[Records contained in a dataset]

==========

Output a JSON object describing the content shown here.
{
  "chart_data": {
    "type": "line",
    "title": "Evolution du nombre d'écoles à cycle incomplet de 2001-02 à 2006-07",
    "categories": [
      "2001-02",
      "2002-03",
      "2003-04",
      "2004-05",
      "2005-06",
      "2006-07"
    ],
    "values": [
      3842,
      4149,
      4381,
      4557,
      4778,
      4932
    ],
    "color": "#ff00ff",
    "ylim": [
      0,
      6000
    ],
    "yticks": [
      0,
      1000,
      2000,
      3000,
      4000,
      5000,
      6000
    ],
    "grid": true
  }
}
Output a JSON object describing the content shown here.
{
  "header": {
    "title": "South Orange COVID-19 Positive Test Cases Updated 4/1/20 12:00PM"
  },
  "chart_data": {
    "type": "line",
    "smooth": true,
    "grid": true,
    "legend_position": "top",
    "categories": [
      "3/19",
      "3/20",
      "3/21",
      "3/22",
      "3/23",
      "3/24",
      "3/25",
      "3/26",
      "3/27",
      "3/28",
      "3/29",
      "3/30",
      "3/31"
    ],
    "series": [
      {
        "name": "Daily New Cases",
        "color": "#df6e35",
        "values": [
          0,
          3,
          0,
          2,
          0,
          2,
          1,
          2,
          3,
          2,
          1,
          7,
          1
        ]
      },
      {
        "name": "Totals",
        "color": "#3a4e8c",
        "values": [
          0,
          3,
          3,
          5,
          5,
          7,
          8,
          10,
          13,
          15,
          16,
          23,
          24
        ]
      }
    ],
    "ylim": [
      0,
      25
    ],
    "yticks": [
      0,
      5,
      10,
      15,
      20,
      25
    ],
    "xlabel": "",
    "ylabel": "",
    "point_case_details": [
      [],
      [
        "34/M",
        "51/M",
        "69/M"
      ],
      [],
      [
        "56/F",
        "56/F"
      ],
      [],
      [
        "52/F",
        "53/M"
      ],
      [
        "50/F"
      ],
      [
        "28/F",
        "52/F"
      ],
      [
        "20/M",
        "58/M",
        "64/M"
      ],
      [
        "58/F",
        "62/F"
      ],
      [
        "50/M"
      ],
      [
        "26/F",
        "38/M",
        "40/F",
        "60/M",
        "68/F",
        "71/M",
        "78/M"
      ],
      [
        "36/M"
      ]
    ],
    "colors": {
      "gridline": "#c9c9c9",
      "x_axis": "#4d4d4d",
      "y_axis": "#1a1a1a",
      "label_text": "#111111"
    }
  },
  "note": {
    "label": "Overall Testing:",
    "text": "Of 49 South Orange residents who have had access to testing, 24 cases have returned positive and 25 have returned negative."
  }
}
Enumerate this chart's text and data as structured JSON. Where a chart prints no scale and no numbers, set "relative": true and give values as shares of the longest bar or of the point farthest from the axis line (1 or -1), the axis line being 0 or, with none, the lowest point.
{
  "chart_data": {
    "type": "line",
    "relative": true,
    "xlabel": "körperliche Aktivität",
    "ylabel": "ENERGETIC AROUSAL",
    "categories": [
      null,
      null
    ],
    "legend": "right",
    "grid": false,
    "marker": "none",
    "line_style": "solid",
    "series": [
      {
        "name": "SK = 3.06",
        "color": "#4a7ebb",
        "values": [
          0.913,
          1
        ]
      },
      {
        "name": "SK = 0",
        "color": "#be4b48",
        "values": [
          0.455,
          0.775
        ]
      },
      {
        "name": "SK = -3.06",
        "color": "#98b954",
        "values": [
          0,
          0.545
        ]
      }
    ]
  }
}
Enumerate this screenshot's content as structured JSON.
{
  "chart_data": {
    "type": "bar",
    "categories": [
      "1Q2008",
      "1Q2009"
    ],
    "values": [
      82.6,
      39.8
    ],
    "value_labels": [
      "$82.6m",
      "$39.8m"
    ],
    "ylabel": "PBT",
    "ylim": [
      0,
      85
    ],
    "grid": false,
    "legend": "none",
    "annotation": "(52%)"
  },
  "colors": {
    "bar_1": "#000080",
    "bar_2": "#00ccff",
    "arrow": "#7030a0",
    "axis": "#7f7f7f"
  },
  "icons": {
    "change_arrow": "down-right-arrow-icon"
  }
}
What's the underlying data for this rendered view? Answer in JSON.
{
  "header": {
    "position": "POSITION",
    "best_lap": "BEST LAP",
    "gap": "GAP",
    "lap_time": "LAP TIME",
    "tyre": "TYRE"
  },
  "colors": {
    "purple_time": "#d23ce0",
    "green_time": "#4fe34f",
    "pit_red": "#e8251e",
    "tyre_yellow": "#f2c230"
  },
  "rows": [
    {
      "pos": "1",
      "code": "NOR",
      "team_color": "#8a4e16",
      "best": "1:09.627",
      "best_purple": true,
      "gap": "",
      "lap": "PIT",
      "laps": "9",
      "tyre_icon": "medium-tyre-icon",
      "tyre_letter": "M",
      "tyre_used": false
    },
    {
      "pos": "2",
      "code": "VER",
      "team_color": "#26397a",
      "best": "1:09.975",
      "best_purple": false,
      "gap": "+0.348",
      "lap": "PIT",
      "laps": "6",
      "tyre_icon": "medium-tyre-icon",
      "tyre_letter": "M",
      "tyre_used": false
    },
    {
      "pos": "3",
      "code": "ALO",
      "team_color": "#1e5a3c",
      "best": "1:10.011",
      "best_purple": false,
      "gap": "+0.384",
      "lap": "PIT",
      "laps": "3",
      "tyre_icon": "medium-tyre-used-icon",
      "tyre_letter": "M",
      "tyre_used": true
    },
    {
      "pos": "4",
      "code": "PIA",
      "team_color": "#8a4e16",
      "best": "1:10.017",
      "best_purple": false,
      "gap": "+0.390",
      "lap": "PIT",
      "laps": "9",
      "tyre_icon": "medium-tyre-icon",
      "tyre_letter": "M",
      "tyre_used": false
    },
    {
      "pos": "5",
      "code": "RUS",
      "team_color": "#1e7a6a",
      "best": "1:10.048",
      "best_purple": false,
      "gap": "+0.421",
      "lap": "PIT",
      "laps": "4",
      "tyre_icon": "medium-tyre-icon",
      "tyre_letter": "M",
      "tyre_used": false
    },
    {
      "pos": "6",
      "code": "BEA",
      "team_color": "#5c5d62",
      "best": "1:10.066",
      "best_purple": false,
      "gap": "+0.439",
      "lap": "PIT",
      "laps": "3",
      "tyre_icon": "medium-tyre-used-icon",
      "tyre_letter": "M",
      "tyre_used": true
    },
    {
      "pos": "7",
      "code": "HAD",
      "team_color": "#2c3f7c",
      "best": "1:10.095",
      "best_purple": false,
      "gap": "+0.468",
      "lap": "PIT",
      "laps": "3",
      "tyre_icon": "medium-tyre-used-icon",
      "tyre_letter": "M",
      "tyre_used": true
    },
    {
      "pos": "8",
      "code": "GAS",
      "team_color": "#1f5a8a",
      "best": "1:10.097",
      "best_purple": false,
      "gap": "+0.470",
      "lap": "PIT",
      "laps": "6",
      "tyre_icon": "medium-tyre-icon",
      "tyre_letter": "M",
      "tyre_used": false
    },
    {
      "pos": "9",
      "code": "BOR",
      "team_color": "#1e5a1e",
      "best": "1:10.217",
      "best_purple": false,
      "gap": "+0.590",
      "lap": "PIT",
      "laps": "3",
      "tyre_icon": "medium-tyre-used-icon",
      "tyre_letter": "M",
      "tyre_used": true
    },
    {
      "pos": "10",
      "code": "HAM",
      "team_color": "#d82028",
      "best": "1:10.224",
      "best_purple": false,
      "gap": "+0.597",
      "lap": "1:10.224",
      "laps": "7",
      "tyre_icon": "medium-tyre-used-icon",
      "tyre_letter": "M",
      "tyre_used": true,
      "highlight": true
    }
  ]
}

==========

Scan the data above and copy every line with "arrow" in it.

    "arrow": "#7030a0",
    "change_arrow": "down-right-arrow-icon"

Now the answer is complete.